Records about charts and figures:
□ □ □ □
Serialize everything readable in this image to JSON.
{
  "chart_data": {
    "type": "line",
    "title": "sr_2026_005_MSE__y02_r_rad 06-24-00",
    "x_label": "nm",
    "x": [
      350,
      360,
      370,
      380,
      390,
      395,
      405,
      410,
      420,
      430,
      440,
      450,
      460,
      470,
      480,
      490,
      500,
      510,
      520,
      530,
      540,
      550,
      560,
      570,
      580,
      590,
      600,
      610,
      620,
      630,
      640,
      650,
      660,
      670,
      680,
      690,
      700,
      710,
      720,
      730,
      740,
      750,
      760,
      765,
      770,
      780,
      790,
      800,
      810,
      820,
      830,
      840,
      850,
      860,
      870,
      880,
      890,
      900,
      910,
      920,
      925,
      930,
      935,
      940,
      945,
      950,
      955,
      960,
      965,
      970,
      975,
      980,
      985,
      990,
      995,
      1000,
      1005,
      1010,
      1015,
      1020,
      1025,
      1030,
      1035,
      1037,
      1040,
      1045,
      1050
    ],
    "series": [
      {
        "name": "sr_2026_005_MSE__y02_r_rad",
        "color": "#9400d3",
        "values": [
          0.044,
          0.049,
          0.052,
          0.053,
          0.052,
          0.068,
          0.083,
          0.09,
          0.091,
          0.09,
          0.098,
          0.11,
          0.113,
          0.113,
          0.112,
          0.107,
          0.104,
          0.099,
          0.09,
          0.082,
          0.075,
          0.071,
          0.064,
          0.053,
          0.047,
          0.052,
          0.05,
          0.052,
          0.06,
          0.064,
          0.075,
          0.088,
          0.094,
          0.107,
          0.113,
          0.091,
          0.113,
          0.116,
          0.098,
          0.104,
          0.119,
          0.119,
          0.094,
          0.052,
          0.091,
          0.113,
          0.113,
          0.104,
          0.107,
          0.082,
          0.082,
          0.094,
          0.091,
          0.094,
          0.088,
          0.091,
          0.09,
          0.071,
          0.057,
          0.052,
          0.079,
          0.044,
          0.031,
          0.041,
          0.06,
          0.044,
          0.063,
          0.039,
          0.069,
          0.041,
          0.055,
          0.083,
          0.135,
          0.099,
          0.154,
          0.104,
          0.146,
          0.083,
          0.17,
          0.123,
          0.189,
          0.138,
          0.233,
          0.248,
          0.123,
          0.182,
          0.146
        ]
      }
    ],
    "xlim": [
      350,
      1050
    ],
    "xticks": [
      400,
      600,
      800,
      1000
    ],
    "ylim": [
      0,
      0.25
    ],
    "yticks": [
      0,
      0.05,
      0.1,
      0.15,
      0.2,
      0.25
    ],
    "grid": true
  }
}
□ □ □ □
**TASK TO COMPLETE:** Quote every entry exactly.

**THE SOLUTION:**
Serialize everything readable in this image to JSON.
{
  "chart_data": {
    "type": "line",
    "title": "sr_2026_005_MSE__y02_r_rad 06-24-00",
    "x_label": "nm",
    "x": [
      350,
      360,
      370,
      380,
      390,
      395,
      405,
      410,
      420,
      430,
      440,
      450,
      460,
      470,
      480,
      490,
      500,
      510,
      520,
      530,
      540,
      550,
      560,
      570,
      580,
      590,
      600,
      610,
      620,
      630,
      640,
      650,
      660,
      670,
      680,
      690,
      700,
      710,
      720,
      730,
      740,
      750,
      760,
      765,
      770,
      780,
      790,
      800,
      810,
      820,
      830,
      840,
      850,
      860,
      870,
      880,
      890,
      900,
      910,
      920,
      925,
      930,
      935,
      940,
      945,
      950,
      955,
      960,
      965,
      970,
      975,
      980,
      985,
      990,
      995,
      1000,
      1005,
      1010,
      1015,
      1020,
      1025,
      1030,
      1035,
      1037,
      1040,
      1045,
      1050
    ],
    "series": [
      {
        "name": "sr_2026_005_MSE__y02_r_rad",
        "color": "#9400d3",
        "values": [
          0.044,
          0.049,
          0.052,
          0.053,
          0.052,
          0.068,
          0.083,
          0.09,
          0.091,
          0.09,
          0.098,
          0.11,
          0.113,
          0.113,
          0.112,
          0.107,
          0.104,
          0.099,
          0.09,
          0.082,
          0.075,
          0.071,
          0.064,
          0.053,
          0.047,
          0.052,
          0.05,
          0.052,
          0.06,
          0.064,
          0.075,
          0.088,
          0.094,
          0.107,
          0.113,
          0.091,
          0.113,
          0.116,
          0.098,
          0.104,
          0.119,
          0.119,
          0.094,
          0.052,
          0.091,
          0.113,
          0.113,
          0.104,
          0.107,
          0.082,
          0.082,
          0.094,
          0.091,
          0.094,
          0.088,
          0.091,
          0.09,
          0.071,
          0.057,
          0.052,
          0.079,
          0.044,
          0.031,
          0.041,
          0.06,
          0.044,
          0.063,
          0.039,
          0.069,
          0.041,
          0.055,
          0.083,
          0.135,
          0.099,
          0.154,
          0.104,
          0.146,
          0.083,
          0.17,
          0.123,
          0.189,
          0.138,
          0.233,
          0.248,
          0.123,
          0.182,
          0.146
        ]
      }
    ],
    "xlim": [
      350,
      1050
    ],
    "xticks": [
      400,
      600,
      800,
      1000
    ],
    "ylim": [
      0,
      0.25
    ],
    "yticks": [
      0,
      0.05,
      0.1,
      0.15,
      0.2,
      0.25
    ],
    "grid": true
  }
}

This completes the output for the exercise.